EXERCISE TEXT
******************************

The effects of amorphous carbon films deposited on polyethylene terephthalate on bacterial adhesion.

There is an increasing interest in developing new methods to reduce bacteria adhesion onto polymeric materials that are used in biomedical implants. The antibacterial behavior on polyethylene terephthalate (PET) treated by acetylene (C2H2) plasma immersion ion implantation-deposition (PIII-D) is investigated. The surface structure of the treated PET is determined by laser Raman spectroscopy, X-ray photoelectron spectroscopy (XPS) and attenuated total reflection Fourier transform infrared spectroscopy (ATR-FTIR). The results show that a thin amorphous polymer-like carbon (PLC) layer is formed on the PET surface. Atomic force micrographs (AFM) show that C2H2 PIII-D significantly changes the surface morphology of PET. The capacities of Staphylococcus aureus (SA) and Staphylococcus epidermidis (SE) to adhere onto PET are quantitatively determined by plate counting and Gamma-ray counting of 125I radio labeled bacteria in vitro. The results indicate that the adhesion of the two kinds of bacteria to PET is suppressed by PLC. The adhesion efficiency of SE on the coated surface is only about 14% of that of the untreated PET surface, and that of SA is about 35% of that of the virgin surface. The electrokinetic potentials of the bacterial cells and substrates are determined by zeta potential measurement. All the substrates as well as the bacterial strain have negative zeta potentials, and it means that bacterial adhesion is not mediated by electrostatic interactions. The surface energy components of the various substrates and bacteria are calculated based on measurements in water, formamide and diiodomethane. The surface free energies obtained are used to calculate the interfacial free energies of adhesion ( deltaFAdh ) of SA and SE onto various substrates, and it is found that bacterial adhesion is energetically unfavorable on the PLC deposited on PET by C2H2 PIII-D.

******************************

AVAILABLE DATA
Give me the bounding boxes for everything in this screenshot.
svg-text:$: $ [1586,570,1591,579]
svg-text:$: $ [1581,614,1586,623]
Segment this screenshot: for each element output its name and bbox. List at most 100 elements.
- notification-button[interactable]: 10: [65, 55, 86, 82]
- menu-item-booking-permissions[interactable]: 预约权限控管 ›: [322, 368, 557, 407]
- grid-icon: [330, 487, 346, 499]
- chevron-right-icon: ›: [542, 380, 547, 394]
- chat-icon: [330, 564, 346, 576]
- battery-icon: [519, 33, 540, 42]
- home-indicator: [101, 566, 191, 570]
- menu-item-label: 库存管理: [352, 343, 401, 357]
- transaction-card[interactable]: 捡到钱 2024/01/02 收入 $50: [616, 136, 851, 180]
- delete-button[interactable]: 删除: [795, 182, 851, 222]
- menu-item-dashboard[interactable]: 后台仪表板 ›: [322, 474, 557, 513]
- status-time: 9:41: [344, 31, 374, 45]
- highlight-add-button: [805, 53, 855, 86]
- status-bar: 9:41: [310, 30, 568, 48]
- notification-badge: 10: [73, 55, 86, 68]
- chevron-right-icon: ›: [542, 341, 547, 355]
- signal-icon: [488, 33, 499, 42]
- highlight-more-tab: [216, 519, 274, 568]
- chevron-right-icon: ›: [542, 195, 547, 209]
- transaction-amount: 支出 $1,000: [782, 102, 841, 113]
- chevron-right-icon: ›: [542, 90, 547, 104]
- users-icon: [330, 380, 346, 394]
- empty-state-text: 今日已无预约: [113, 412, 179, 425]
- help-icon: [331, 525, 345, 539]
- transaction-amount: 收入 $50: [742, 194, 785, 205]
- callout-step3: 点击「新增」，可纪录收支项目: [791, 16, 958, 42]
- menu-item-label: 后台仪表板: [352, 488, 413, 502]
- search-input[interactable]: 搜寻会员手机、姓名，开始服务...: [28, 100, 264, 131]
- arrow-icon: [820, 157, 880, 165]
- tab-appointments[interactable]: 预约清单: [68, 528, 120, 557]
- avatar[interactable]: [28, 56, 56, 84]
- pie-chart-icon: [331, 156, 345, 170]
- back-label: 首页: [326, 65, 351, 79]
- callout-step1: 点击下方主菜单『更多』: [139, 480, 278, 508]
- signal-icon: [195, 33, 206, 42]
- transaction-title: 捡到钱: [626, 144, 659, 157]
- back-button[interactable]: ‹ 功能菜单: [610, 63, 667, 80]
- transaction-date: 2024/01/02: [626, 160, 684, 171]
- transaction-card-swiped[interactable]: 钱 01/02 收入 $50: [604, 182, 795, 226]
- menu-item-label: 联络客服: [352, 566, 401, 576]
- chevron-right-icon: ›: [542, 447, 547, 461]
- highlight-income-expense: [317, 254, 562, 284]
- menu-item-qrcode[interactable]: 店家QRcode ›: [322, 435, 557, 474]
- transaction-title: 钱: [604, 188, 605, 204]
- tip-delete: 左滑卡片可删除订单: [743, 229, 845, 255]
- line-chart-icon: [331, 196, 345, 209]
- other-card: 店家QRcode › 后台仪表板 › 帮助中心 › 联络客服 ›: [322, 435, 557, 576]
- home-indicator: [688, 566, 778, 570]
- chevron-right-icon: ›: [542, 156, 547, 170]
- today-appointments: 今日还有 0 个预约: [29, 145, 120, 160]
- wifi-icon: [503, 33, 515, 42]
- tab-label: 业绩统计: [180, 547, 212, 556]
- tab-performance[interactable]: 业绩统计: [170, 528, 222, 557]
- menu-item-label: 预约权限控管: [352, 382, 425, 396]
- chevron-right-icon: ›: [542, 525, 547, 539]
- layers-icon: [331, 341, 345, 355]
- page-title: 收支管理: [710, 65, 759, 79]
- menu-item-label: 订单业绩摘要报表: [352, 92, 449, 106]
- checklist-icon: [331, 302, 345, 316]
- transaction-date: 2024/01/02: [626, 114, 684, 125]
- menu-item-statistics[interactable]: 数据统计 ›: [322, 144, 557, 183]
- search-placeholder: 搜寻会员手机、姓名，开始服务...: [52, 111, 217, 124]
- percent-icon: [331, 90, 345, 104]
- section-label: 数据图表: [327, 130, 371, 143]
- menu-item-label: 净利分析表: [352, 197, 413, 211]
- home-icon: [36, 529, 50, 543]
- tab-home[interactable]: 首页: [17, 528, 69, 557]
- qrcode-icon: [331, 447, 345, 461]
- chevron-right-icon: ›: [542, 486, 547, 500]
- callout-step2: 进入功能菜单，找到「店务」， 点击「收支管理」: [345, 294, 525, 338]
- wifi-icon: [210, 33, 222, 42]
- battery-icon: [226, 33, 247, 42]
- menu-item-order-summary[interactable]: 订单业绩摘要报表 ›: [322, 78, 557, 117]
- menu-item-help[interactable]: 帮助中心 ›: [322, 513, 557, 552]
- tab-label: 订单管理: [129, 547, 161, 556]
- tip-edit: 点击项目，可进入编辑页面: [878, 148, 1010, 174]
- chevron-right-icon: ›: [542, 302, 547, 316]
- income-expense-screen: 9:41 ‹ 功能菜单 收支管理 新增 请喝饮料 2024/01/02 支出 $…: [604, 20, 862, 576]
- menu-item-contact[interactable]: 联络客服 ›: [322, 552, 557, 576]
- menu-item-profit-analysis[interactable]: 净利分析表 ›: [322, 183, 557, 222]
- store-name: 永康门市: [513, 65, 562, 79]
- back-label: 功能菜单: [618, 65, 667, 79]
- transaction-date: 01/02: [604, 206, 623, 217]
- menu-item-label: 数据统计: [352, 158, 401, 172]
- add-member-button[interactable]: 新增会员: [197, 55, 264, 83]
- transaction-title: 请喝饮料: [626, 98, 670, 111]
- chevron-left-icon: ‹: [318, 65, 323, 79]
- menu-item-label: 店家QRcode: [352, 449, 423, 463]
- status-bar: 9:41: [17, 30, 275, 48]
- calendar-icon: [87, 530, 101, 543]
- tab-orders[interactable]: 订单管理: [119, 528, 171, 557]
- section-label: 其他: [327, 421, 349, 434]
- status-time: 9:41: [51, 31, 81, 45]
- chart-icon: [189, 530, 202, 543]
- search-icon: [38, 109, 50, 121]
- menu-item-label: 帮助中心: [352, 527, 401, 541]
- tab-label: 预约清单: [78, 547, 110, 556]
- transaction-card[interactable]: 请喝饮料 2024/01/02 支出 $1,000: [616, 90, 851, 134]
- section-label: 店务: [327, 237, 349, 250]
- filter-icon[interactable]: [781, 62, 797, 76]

******************************

TASK ITEM
Please explain in one to three sentences why the abstract on carbon films and bacterial adhesion concludes that bacterial adhesion is not mediated by electrostatic interactions.

TASK RESULT
Zeta potential measurements showed that all the substrates and the bacteria have negative zeta potentials. According to the abstract, this means electrostatic interactions do not mediate bacterial adhesion.